Records contained in a dataset
_____

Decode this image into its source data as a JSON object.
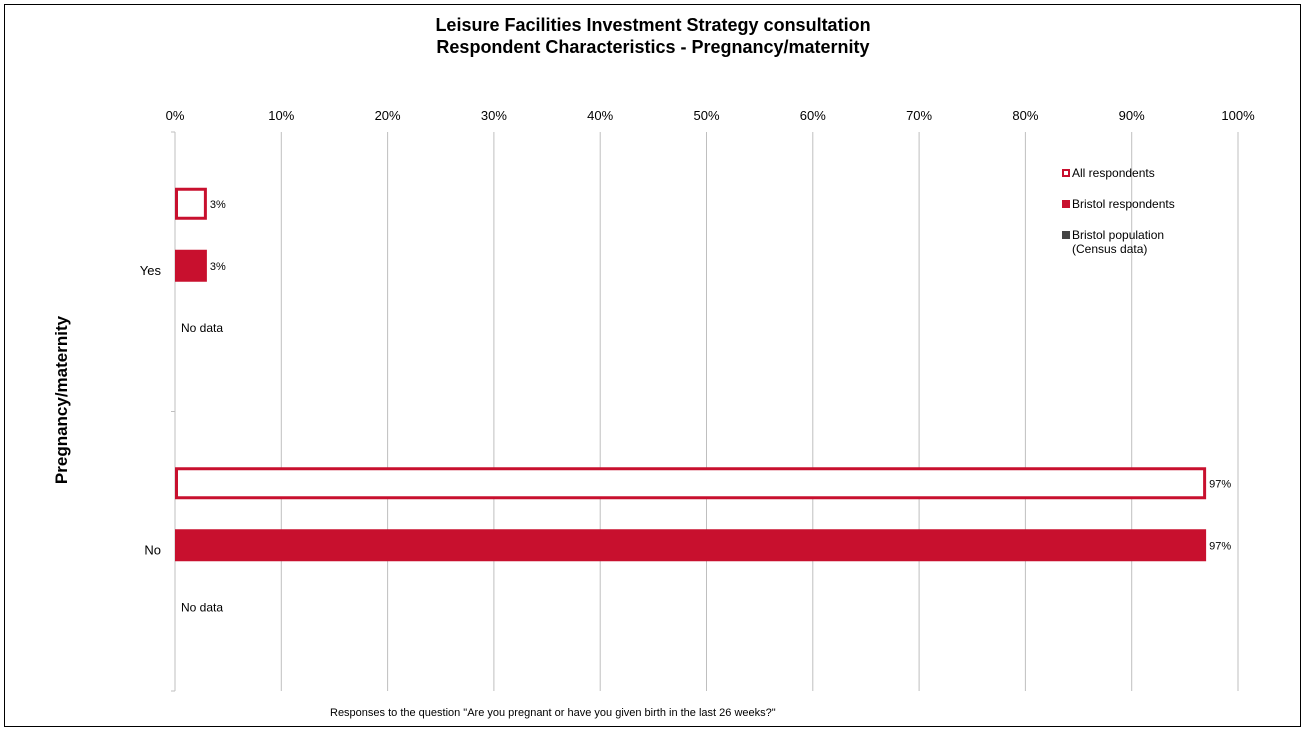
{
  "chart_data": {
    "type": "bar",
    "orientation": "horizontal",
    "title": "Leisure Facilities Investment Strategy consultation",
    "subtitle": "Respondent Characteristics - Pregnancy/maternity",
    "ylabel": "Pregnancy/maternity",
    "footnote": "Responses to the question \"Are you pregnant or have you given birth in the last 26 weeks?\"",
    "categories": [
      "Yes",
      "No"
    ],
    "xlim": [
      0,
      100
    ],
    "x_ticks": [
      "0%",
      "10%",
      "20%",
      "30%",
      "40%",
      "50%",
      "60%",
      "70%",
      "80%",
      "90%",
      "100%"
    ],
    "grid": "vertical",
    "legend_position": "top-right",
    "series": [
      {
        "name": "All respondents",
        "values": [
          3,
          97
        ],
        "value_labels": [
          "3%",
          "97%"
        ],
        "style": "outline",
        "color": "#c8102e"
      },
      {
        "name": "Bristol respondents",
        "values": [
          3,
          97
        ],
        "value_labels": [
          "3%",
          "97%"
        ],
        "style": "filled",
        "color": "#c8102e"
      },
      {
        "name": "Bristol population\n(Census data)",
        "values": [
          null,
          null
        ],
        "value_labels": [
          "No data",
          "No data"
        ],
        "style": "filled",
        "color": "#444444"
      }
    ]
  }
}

_____

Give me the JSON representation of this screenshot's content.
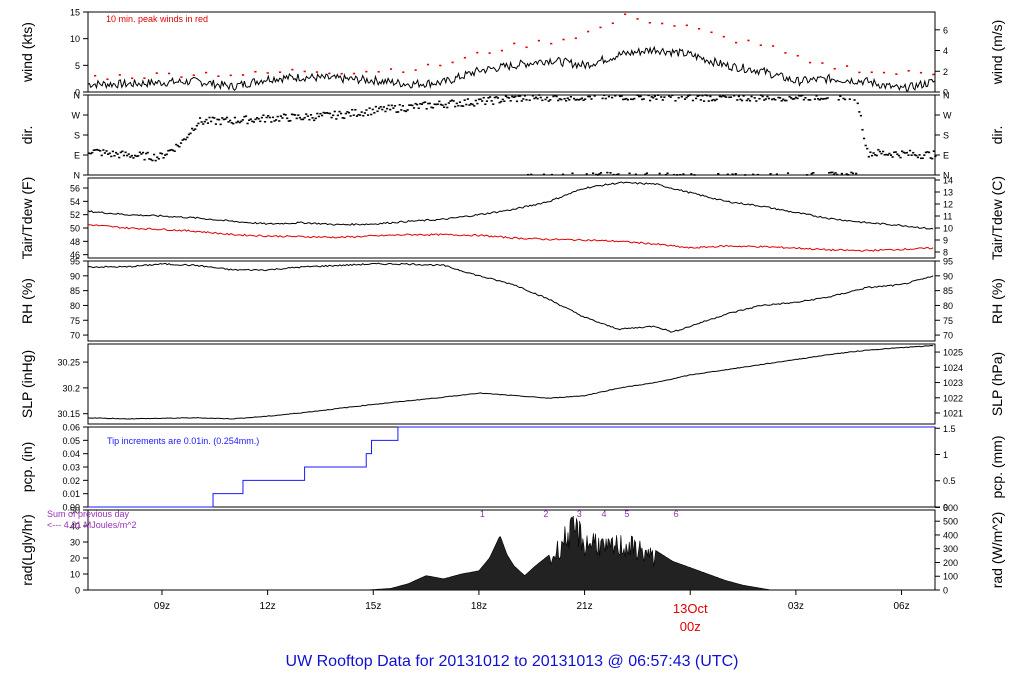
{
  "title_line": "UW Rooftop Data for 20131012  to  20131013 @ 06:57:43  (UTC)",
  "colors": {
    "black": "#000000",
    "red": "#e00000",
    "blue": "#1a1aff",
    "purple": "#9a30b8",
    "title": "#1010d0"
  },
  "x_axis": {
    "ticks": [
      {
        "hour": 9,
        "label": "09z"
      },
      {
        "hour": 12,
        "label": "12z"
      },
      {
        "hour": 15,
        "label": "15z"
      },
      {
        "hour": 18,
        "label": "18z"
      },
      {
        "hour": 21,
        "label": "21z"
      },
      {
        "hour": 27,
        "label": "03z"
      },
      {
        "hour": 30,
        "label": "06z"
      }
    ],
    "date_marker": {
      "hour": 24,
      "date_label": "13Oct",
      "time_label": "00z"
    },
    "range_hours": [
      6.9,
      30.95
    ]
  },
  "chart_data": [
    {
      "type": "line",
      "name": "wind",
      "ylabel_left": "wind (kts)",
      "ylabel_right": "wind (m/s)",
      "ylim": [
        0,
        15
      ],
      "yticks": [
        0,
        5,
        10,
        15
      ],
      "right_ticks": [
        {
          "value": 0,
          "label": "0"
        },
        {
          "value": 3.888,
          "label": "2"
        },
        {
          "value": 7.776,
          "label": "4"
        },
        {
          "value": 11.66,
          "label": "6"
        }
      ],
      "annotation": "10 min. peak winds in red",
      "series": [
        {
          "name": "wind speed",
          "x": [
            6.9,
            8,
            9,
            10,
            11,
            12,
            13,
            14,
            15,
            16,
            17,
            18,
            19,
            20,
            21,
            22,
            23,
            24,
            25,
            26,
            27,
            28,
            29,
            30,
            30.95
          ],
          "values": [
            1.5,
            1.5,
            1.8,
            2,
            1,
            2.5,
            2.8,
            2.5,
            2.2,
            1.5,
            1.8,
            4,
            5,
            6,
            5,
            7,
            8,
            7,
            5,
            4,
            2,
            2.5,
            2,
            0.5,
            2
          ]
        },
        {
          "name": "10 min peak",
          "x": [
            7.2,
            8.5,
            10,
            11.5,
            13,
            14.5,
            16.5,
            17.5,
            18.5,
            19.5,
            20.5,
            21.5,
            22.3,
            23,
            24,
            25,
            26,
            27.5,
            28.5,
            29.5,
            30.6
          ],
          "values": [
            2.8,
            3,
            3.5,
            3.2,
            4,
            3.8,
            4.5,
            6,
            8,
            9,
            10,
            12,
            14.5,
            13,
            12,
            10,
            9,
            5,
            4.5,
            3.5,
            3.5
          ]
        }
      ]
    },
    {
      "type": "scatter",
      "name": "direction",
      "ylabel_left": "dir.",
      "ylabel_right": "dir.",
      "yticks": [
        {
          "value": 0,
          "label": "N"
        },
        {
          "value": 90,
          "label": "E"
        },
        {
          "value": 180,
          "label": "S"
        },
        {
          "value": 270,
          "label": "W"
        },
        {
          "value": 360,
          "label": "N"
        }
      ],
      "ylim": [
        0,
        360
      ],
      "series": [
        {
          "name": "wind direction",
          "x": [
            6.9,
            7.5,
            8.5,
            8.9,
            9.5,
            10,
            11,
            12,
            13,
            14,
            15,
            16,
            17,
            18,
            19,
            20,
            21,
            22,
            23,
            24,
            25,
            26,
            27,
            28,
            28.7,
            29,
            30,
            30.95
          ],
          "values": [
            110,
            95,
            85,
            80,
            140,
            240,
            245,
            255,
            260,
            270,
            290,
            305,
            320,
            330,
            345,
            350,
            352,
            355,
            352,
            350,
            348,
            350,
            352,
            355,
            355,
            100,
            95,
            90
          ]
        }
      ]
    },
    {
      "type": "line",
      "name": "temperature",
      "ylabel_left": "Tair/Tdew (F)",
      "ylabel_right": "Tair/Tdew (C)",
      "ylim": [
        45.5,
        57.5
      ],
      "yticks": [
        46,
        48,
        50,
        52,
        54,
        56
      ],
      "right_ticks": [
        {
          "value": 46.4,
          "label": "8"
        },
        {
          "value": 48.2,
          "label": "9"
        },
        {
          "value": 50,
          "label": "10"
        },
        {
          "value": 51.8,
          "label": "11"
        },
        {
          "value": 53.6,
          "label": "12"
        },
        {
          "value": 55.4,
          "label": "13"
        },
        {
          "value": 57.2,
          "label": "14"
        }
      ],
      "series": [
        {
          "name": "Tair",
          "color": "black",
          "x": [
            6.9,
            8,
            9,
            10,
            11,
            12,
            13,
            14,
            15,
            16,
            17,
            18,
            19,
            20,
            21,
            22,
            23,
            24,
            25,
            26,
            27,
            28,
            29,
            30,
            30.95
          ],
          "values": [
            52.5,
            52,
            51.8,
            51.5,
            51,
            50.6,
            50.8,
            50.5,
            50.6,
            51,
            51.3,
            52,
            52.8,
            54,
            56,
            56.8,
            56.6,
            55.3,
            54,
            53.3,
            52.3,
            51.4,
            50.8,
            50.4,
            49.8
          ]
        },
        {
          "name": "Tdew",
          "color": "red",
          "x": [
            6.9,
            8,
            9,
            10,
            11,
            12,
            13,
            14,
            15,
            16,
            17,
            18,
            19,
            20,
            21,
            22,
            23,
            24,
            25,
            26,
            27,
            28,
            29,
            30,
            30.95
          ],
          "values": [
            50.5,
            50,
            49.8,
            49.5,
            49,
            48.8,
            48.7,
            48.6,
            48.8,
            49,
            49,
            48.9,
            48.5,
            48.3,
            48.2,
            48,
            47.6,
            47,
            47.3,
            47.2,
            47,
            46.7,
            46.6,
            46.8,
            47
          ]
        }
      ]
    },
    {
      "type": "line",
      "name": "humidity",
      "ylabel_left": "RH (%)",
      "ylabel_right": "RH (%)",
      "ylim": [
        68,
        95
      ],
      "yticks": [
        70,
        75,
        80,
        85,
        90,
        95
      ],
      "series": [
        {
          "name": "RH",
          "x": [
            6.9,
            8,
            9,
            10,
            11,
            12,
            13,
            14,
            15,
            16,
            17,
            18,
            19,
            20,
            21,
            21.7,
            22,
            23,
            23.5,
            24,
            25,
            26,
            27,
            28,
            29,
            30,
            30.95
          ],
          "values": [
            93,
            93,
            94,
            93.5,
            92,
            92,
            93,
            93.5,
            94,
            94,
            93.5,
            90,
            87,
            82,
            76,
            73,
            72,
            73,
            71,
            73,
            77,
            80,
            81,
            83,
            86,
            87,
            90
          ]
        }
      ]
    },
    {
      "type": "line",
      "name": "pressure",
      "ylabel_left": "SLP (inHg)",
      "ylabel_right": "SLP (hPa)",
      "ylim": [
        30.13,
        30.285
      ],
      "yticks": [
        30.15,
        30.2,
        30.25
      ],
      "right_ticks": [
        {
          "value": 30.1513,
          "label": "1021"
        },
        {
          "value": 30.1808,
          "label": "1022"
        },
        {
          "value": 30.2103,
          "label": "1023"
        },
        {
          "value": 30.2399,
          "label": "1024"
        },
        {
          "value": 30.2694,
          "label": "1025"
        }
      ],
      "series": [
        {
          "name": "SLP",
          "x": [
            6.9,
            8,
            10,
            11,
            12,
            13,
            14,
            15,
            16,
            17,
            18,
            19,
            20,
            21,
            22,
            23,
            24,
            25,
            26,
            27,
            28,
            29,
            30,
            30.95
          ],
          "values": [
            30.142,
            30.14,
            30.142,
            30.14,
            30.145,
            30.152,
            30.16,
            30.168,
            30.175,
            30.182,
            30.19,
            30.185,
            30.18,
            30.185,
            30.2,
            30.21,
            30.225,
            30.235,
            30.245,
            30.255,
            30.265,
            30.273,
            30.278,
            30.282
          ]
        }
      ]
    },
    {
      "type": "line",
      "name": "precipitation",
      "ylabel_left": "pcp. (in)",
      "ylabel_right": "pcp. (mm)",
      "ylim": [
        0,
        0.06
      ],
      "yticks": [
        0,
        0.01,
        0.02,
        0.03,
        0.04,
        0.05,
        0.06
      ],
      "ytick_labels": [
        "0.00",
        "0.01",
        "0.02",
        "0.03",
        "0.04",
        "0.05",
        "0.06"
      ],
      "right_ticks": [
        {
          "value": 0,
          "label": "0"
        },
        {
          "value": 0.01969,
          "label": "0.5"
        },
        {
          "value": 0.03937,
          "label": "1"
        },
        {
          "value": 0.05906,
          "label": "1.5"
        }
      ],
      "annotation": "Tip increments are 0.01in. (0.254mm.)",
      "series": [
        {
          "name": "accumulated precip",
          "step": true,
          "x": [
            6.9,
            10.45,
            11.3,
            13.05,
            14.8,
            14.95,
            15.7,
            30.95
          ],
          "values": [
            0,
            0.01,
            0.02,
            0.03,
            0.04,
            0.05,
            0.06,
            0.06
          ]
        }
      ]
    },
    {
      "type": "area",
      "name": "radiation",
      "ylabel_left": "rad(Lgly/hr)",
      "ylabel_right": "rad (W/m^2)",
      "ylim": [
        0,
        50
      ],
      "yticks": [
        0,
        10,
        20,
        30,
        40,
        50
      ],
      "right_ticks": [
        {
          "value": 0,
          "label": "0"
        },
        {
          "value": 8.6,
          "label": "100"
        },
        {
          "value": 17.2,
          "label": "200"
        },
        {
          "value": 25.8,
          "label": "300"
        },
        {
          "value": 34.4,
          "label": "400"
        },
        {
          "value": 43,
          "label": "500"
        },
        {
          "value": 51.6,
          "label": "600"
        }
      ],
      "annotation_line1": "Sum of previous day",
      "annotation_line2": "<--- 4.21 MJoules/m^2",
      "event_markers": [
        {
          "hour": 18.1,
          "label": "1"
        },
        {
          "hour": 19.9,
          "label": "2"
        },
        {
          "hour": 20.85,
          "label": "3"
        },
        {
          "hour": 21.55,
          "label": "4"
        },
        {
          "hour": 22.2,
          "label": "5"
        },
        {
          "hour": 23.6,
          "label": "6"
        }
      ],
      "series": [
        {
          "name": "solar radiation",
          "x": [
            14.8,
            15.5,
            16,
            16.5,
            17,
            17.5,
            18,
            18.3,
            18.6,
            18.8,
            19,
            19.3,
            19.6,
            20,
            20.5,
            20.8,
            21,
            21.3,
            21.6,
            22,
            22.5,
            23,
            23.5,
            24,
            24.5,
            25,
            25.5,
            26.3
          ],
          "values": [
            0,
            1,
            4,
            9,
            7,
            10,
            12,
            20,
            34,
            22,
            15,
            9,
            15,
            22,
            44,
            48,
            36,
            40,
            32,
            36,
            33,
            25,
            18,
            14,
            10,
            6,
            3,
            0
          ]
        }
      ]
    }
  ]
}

_____

_Exercise:_ Say how many lines of the data include the word "maternity". Respond with the number alone.

_Final result:_ 2